== EXTRACTED ENTRIES ==

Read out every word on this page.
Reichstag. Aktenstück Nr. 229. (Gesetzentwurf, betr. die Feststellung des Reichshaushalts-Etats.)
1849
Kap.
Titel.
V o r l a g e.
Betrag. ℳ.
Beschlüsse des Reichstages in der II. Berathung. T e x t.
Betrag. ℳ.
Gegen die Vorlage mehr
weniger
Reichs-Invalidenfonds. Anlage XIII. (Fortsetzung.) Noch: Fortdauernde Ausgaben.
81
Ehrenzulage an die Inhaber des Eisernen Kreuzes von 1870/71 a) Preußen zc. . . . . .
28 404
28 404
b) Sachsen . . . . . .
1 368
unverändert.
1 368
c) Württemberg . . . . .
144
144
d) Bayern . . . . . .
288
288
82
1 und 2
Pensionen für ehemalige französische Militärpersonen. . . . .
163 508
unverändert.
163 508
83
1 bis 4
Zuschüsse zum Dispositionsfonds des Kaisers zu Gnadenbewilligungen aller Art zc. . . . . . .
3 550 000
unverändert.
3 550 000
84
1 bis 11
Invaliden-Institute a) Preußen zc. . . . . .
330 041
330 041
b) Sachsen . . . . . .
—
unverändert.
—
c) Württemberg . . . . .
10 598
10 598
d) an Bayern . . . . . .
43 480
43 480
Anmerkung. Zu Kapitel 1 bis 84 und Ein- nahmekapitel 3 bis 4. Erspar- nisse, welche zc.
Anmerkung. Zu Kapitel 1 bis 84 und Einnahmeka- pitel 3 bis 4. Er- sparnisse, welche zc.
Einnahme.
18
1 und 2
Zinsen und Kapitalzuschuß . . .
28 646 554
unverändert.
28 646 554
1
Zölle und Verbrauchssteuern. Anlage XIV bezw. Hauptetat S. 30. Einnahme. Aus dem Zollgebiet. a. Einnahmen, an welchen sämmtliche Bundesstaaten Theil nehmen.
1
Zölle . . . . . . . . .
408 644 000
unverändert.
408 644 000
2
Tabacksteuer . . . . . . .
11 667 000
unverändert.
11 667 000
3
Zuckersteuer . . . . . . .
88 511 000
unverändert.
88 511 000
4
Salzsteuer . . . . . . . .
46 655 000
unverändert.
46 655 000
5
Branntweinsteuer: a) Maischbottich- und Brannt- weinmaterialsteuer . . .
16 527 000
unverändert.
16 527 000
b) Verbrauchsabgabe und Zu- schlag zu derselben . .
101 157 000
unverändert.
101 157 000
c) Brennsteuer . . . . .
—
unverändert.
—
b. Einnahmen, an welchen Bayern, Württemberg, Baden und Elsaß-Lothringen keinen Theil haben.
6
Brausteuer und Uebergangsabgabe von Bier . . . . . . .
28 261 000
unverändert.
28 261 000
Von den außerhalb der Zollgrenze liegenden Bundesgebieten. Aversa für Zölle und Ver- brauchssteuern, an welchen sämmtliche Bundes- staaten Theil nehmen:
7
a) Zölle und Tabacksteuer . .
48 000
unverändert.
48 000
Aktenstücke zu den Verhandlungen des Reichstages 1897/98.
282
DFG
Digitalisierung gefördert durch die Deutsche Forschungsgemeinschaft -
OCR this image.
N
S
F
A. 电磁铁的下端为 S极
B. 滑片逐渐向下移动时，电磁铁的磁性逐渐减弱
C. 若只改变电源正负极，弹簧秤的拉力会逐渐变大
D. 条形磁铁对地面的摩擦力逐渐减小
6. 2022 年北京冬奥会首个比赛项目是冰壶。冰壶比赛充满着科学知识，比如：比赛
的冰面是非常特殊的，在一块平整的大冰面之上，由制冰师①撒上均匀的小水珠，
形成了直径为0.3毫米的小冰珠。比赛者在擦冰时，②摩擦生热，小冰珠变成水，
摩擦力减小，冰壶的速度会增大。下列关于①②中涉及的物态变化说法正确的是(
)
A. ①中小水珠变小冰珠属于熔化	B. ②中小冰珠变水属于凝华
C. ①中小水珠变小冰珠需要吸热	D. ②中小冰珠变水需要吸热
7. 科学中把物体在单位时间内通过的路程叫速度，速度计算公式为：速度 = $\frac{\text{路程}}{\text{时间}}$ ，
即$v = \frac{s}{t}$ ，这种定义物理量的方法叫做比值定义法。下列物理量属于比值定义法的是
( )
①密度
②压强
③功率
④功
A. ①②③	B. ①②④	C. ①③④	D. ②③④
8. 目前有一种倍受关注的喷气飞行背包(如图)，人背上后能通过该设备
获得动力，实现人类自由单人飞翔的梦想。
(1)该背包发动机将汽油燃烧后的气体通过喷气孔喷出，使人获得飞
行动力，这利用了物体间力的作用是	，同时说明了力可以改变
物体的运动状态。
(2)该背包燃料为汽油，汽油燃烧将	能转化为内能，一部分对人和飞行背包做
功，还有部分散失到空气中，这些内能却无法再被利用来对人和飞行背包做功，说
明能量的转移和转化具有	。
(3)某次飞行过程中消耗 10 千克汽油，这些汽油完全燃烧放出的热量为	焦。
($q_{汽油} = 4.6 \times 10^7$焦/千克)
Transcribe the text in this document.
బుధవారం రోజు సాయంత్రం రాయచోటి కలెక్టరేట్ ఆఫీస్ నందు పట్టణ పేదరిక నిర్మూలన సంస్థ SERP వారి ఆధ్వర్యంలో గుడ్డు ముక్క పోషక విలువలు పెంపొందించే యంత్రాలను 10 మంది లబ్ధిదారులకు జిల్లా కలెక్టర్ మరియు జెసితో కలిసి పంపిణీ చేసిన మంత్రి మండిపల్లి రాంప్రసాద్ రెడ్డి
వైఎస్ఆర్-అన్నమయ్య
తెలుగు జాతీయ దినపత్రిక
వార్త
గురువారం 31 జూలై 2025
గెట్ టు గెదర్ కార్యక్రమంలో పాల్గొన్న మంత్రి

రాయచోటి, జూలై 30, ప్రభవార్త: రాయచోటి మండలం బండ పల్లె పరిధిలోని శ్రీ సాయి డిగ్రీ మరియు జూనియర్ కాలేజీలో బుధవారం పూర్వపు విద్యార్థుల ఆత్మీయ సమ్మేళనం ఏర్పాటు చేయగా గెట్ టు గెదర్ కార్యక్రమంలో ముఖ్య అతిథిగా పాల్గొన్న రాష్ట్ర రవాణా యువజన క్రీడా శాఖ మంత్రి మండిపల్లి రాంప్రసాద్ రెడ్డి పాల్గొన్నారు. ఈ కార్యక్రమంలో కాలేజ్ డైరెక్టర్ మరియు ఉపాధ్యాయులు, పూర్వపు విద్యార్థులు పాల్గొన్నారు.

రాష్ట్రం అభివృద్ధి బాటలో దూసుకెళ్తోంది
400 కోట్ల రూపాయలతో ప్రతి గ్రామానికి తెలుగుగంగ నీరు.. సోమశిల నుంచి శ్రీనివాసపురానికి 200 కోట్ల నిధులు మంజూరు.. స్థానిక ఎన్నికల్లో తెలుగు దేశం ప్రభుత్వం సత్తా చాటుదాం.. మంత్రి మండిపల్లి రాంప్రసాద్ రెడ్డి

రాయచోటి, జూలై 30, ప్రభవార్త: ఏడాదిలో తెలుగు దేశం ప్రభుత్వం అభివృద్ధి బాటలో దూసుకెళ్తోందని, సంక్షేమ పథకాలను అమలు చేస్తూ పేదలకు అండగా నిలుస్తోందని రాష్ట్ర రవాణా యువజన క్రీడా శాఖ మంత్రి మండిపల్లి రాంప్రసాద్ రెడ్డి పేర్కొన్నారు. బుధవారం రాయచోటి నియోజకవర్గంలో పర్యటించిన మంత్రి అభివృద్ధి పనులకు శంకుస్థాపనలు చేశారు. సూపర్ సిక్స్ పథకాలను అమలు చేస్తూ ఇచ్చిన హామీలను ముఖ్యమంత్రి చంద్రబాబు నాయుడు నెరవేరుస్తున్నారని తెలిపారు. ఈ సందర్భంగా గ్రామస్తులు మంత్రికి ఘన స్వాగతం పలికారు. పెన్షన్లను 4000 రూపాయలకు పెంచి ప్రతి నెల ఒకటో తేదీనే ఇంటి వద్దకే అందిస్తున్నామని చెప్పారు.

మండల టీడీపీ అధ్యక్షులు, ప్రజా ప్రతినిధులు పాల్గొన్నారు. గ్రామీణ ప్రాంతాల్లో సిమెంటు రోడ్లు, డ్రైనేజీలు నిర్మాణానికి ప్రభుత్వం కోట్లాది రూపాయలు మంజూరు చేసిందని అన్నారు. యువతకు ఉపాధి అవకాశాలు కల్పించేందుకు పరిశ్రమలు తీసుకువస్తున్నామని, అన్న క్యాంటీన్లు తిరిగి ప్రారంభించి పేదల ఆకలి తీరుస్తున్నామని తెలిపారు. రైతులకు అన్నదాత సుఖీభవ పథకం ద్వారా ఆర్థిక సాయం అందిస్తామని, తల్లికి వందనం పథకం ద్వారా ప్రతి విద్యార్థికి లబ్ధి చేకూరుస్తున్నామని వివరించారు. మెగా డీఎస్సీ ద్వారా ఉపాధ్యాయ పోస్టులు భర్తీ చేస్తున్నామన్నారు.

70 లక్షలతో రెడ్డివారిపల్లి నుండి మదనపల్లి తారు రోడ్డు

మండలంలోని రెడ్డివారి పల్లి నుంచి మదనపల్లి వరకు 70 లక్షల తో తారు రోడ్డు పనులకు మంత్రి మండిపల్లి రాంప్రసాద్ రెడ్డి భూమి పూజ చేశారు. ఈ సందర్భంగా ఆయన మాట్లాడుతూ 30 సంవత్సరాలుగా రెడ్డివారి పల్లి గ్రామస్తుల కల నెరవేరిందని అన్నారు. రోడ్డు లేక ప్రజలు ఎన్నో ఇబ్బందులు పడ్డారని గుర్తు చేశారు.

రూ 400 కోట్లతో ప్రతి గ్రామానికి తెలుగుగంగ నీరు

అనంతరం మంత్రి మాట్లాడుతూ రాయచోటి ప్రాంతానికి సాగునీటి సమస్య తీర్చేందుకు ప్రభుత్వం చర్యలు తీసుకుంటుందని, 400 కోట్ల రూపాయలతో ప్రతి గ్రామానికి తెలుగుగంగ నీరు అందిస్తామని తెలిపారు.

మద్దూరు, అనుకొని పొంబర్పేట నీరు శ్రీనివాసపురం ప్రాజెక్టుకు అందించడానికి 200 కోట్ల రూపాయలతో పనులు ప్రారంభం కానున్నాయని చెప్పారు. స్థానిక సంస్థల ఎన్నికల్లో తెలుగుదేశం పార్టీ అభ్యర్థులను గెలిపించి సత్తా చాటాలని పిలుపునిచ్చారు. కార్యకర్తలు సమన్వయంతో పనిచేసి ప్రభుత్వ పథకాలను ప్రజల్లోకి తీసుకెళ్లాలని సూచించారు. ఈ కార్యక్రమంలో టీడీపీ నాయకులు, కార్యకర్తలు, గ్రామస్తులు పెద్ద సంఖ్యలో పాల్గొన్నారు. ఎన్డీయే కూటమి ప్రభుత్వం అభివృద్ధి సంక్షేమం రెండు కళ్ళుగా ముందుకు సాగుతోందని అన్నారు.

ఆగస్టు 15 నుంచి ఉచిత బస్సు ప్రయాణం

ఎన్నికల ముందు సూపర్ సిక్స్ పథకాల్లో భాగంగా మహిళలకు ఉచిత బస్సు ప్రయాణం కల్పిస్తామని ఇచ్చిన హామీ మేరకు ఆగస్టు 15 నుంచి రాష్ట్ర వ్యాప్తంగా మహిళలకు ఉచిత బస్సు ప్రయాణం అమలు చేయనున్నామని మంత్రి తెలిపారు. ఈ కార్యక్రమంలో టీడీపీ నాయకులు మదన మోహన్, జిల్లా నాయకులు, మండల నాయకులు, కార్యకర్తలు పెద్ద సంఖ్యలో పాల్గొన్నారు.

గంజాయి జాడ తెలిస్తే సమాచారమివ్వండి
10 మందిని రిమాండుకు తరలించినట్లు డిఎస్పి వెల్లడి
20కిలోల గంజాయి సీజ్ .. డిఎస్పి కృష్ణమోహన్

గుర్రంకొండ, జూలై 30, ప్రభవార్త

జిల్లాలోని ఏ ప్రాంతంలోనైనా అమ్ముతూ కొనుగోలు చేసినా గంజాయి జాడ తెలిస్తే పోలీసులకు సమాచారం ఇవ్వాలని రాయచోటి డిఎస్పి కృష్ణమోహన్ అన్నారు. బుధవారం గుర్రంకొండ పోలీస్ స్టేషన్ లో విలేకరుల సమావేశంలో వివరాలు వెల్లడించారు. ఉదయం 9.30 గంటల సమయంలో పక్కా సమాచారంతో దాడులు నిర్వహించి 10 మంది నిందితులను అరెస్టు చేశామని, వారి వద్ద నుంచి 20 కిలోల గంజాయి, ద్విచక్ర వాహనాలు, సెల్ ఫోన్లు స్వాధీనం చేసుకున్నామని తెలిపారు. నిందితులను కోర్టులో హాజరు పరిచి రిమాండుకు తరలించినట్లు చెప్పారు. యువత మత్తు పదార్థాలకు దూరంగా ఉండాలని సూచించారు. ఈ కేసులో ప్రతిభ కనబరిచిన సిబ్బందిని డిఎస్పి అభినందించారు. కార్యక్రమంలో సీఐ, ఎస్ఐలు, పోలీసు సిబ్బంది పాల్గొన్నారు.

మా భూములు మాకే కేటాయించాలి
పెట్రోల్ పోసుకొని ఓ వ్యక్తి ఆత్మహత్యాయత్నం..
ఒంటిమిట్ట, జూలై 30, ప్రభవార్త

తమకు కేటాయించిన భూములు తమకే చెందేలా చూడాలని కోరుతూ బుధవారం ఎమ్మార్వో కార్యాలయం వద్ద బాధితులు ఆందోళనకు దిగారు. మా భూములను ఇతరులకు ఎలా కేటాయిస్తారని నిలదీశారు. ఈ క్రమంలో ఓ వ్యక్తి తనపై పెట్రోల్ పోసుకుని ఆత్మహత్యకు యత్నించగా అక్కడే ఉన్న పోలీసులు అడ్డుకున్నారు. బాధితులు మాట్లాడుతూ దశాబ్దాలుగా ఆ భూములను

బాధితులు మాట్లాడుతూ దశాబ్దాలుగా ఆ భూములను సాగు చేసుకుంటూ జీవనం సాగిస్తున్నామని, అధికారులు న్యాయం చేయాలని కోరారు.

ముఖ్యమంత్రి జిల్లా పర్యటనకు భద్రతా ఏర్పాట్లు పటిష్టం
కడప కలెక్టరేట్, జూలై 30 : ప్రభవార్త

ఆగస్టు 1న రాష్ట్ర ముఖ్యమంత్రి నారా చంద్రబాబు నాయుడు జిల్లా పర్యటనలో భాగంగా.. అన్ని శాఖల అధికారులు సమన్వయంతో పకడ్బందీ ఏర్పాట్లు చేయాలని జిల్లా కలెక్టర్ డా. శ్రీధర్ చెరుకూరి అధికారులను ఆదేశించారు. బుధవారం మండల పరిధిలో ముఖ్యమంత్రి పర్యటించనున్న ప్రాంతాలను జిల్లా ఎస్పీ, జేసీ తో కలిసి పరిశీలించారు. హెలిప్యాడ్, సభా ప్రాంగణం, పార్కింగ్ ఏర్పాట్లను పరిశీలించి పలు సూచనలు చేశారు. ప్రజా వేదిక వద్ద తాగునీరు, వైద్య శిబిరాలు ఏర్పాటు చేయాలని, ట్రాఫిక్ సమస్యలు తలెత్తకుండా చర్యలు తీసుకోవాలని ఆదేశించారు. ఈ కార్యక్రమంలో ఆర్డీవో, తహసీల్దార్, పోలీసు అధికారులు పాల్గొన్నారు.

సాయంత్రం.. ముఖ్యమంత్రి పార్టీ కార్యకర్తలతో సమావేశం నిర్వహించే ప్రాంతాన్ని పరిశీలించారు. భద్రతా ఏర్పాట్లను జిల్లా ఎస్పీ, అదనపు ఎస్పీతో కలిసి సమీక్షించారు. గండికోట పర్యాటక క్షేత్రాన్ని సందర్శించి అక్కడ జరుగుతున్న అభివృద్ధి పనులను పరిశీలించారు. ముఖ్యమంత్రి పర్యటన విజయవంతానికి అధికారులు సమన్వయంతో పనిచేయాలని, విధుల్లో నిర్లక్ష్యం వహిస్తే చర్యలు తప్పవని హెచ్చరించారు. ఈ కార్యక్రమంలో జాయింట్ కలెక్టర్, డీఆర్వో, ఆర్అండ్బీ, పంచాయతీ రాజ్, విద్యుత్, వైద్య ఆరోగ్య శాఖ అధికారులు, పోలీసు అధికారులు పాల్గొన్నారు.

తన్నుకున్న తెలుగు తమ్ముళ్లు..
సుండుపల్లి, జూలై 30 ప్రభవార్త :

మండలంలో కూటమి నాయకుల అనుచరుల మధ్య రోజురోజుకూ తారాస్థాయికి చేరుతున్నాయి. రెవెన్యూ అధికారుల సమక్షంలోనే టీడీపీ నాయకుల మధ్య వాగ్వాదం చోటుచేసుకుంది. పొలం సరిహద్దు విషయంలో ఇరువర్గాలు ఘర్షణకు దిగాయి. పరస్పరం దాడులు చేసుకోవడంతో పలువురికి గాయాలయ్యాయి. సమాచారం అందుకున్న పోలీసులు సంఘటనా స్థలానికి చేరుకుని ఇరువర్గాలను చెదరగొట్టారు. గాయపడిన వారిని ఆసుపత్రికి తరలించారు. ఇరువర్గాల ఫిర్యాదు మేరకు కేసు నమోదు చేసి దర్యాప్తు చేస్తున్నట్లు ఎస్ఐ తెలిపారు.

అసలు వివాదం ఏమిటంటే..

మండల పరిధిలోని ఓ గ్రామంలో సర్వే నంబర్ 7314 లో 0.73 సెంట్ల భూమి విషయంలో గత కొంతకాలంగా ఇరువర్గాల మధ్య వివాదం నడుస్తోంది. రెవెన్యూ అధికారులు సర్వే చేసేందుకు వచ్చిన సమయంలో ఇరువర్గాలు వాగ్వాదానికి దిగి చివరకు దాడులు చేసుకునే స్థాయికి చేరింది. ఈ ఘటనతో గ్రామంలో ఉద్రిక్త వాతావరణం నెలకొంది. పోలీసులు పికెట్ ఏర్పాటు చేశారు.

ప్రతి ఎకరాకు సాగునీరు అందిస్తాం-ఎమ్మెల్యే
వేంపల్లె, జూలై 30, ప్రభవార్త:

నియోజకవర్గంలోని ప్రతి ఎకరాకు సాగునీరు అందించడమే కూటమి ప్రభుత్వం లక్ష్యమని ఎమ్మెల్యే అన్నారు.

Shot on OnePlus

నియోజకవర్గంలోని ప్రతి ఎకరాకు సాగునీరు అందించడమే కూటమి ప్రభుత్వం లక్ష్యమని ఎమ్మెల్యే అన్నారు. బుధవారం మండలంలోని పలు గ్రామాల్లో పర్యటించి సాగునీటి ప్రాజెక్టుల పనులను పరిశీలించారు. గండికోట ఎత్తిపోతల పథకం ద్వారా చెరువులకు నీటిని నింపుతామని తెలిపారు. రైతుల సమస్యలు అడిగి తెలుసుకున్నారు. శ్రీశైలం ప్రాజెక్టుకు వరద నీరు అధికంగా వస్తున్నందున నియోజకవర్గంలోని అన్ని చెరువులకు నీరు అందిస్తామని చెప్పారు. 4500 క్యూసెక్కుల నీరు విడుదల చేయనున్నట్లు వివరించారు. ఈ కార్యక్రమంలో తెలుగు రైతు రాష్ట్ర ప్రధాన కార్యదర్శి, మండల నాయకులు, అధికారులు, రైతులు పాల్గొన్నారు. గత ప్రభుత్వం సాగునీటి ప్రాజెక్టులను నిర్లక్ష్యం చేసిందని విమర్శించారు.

===

**GOAL:**
Scan the listing above and identify each line holding the string "frac"; copy every such line.

**SOLVED EXERCISE:**
7. 科学中把物体在单位时间内通过的路程叫速度，速度计算公式为：速度 = $\frac{\text{路程}}{\text{时间}}$ ，
即$v = \frac{s}{t}$ ，这种定义物理量的方法叫做比值定义法。下列物理量属于比值定义法的是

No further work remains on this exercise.